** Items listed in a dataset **
-.-.-

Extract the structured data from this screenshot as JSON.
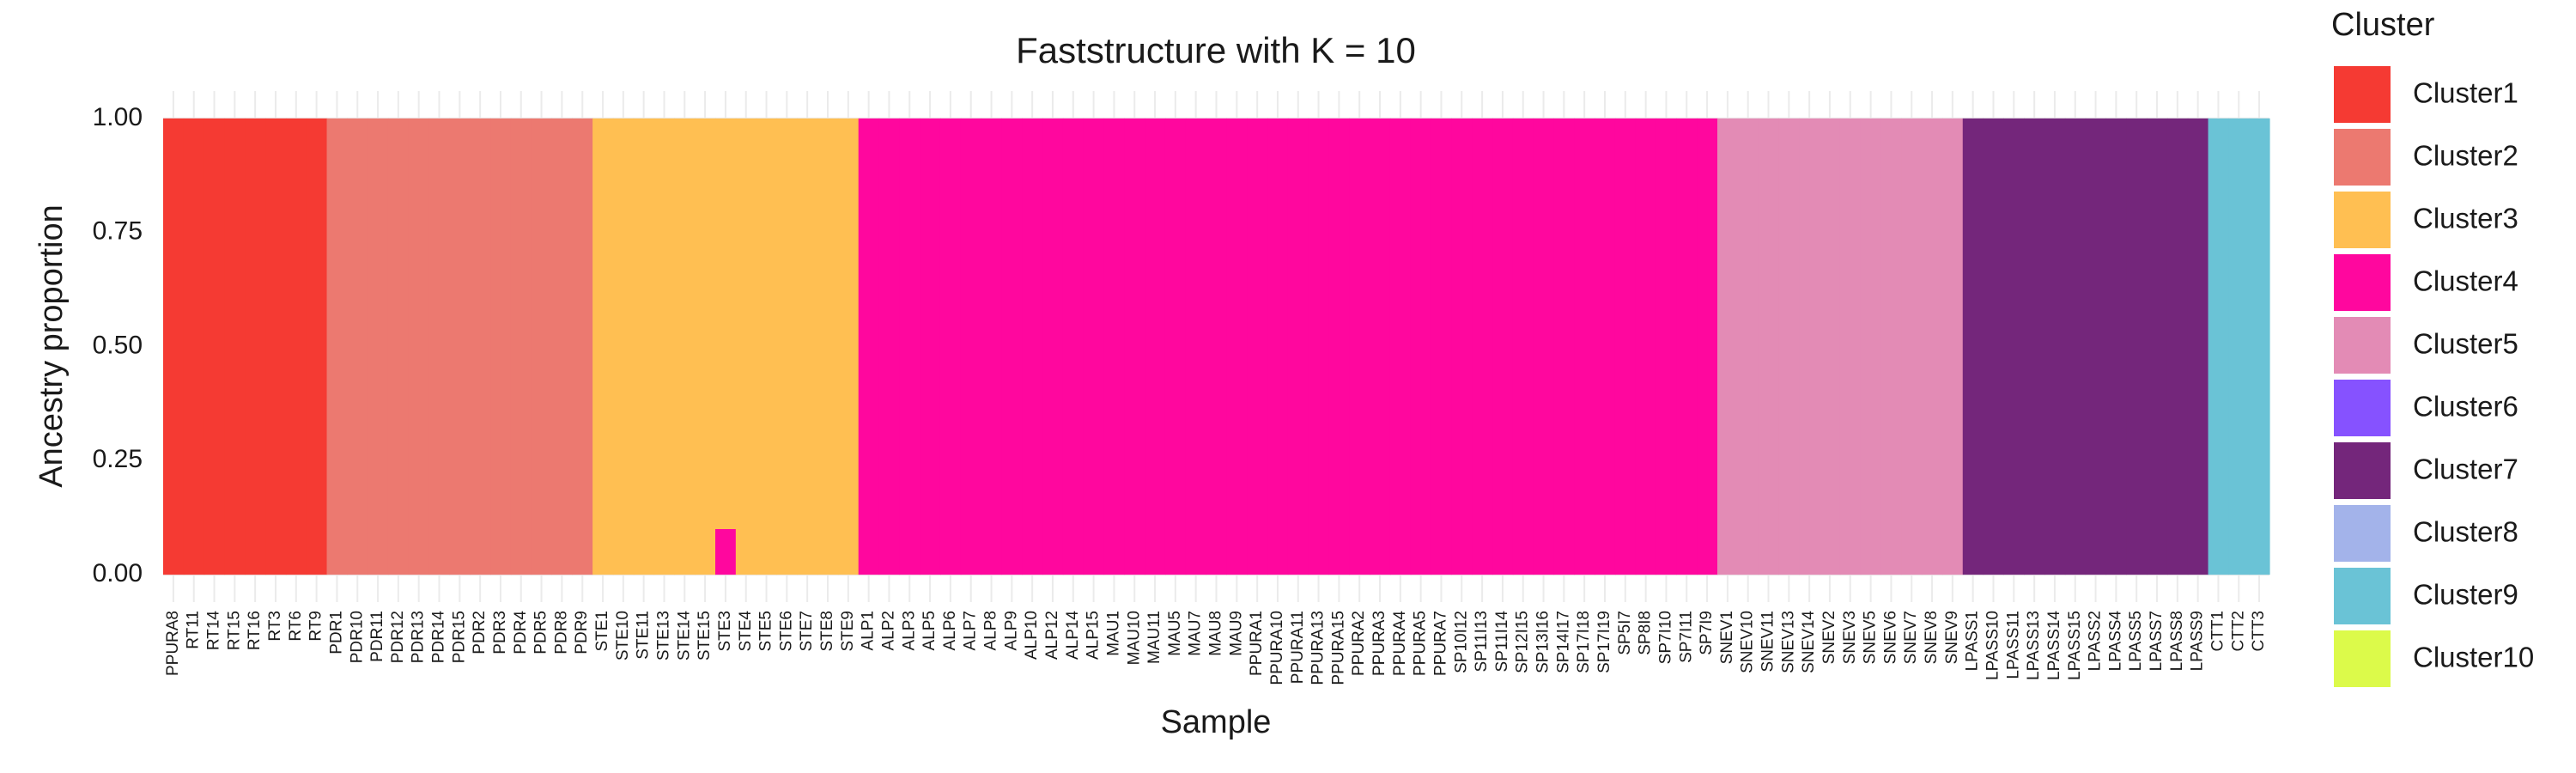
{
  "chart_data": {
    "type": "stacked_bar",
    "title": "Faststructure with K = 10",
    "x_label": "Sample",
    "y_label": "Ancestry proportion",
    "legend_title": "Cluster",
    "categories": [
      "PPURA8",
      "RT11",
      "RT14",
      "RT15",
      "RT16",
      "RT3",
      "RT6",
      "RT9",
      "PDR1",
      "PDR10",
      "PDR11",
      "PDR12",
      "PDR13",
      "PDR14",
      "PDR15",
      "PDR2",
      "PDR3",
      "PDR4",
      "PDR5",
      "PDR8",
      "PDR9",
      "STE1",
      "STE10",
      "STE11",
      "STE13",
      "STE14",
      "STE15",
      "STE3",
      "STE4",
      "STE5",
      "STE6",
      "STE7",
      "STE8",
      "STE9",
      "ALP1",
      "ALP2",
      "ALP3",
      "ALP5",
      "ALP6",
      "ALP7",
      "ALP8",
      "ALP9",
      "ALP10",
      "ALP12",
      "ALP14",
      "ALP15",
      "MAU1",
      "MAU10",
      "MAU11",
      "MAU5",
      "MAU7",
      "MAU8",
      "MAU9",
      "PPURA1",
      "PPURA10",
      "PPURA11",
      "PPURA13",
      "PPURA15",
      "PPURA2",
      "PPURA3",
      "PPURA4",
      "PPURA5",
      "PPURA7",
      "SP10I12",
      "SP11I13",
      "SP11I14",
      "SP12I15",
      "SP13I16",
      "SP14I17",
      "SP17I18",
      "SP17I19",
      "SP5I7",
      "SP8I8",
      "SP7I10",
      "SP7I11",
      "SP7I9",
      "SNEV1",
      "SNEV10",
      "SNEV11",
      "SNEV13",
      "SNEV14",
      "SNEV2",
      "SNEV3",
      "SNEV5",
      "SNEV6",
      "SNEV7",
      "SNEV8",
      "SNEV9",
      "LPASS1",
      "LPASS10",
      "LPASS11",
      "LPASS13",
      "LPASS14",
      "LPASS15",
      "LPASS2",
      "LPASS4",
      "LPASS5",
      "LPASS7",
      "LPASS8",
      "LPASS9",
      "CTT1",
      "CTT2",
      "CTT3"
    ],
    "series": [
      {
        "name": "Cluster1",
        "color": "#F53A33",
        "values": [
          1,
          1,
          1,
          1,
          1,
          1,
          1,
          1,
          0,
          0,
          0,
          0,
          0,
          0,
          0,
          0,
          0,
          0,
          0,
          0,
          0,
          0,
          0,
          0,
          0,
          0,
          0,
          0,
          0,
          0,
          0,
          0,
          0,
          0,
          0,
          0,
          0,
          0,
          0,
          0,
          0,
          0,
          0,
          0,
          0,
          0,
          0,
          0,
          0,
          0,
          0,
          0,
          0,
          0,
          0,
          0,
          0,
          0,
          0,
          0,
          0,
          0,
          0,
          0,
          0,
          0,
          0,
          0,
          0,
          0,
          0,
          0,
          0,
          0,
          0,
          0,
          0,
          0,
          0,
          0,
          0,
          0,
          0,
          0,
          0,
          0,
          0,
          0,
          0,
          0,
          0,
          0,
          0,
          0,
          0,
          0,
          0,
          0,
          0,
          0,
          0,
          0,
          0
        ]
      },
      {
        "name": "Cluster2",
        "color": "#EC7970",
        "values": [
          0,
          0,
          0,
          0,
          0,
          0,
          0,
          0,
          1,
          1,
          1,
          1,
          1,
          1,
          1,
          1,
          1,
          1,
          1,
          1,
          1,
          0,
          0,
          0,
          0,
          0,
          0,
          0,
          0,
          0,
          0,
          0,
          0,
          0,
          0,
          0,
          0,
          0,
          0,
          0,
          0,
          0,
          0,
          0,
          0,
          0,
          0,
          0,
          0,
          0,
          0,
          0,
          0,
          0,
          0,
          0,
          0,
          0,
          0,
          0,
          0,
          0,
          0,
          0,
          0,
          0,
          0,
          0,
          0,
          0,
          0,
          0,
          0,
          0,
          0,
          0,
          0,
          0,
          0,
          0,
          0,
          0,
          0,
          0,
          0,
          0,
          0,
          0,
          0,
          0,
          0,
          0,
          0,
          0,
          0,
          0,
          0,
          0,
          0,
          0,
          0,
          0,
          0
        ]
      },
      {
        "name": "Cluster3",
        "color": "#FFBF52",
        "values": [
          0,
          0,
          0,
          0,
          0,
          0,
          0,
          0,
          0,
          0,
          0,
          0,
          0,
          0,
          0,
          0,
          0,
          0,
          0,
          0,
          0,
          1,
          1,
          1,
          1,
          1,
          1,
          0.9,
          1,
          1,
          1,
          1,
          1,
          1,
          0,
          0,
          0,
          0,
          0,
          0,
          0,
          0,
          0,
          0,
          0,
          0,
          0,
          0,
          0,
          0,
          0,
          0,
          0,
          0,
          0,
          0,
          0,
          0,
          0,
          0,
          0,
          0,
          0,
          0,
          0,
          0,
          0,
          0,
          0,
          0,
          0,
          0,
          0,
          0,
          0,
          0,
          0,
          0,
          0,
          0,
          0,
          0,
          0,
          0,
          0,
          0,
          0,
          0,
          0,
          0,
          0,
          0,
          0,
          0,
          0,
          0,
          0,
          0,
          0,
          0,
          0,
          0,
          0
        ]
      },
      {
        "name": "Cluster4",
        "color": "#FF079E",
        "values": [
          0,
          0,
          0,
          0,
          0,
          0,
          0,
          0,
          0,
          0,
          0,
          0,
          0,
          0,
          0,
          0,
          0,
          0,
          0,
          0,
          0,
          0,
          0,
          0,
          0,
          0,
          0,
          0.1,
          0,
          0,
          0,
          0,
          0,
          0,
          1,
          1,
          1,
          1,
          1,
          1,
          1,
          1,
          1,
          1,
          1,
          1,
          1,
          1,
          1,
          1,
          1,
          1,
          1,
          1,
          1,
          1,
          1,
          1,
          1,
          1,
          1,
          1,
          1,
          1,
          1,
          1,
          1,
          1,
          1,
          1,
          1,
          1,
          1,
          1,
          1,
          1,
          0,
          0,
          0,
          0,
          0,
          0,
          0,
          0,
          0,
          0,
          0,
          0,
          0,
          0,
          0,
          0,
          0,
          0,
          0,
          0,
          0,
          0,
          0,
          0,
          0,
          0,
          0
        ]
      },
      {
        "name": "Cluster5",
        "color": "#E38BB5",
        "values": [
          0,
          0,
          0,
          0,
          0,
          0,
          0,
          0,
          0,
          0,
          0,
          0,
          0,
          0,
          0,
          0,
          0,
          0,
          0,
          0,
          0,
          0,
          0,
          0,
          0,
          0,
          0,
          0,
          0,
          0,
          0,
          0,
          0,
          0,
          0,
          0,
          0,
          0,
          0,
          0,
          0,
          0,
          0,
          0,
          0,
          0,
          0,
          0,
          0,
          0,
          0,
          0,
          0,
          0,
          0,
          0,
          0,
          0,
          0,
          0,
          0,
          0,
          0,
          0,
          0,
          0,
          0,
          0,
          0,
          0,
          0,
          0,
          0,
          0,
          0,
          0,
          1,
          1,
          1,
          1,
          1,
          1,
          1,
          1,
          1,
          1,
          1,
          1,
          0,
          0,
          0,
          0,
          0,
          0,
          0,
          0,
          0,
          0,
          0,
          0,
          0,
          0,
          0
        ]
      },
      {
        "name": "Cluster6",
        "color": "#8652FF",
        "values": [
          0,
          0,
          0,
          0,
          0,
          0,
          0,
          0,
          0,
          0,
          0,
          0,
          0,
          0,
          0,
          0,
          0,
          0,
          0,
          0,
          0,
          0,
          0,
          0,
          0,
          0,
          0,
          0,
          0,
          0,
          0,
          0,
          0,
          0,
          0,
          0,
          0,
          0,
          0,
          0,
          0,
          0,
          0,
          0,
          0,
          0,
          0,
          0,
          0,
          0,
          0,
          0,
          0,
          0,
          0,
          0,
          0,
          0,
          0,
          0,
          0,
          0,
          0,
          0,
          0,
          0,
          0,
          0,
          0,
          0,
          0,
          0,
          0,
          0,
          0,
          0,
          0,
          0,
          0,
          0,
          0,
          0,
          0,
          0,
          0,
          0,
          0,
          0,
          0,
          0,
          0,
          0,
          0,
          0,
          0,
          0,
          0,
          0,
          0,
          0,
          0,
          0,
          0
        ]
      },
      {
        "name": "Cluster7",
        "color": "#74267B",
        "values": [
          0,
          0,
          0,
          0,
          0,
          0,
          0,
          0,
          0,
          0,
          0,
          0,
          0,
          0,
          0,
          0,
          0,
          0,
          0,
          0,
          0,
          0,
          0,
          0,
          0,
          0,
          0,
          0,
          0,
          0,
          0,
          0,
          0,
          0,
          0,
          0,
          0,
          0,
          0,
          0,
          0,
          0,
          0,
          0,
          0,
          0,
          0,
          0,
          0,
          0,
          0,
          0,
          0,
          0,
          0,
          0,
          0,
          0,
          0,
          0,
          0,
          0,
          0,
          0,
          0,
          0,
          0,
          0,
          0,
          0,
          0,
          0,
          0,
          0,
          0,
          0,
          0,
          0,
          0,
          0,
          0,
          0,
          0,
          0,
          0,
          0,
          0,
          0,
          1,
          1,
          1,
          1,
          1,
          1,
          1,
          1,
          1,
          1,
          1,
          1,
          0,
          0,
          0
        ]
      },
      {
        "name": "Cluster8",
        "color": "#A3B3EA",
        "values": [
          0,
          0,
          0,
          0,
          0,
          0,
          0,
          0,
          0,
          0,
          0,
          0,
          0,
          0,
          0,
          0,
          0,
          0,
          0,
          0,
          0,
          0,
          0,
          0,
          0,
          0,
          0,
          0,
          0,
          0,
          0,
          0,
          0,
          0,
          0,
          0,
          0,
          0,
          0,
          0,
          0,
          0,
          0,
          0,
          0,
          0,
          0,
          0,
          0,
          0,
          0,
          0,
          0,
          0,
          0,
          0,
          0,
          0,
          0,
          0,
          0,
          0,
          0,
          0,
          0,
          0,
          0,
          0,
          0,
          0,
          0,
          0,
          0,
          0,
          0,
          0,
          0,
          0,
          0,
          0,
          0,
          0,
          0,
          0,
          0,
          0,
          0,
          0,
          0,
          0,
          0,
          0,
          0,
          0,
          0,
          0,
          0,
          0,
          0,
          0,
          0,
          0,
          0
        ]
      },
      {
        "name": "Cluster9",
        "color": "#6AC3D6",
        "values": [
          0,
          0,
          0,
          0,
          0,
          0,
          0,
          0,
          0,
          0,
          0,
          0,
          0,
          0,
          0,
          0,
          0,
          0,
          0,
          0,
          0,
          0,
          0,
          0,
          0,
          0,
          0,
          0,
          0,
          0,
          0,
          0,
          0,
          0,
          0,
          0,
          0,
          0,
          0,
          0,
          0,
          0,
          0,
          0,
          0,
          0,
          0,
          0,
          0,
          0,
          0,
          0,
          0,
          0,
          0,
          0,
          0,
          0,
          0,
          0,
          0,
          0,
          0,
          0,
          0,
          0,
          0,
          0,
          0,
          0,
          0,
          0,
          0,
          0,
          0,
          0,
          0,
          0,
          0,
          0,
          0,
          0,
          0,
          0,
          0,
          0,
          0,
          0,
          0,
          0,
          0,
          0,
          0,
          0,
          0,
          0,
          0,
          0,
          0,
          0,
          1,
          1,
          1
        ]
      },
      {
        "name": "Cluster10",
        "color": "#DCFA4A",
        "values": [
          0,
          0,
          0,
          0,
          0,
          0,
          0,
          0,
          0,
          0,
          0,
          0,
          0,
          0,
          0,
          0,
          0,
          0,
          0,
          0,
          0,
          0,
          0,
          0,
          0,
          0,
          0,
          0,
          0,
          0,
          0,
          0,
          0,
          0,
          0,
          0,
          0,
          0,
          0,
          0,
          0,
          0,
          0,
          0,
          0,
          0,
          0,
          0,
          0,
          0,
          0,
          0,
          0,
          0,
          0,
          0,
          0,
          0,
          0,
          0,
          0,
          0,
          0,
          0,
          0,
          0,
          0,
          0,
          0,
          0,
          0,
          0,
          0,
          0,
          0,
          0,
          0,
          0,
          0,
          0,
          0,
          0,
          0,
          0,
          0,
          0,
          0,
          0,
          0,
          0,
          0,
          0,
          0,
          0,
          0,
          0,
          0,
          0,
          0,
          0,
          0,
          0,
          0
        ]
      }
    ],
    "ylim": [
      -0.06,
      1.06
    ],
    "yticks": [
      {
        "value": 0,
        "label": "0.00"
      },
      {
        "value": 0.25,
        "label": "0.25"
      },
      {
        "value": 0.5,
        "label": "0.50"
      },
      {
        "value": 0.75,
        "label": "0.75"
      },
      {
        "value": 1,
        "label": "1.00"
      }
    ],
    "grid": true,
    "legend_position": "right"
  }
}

-.-.-

** EXERCISE BRIEF **
Return a copy of every line that includes the word "name".

** ANSWER TO THIS TASK **
        "name": "Cluster1",
        "name": "Cluster2",
        "name": "Cluster3",
        "name": "Cluster4",
        "name": "Cluster5",
        "name": "Cluster6",
        "name": "Cluster7",
        "name": "Cluster8",
        "name": "Cluster9",
        "name": "Cluster10",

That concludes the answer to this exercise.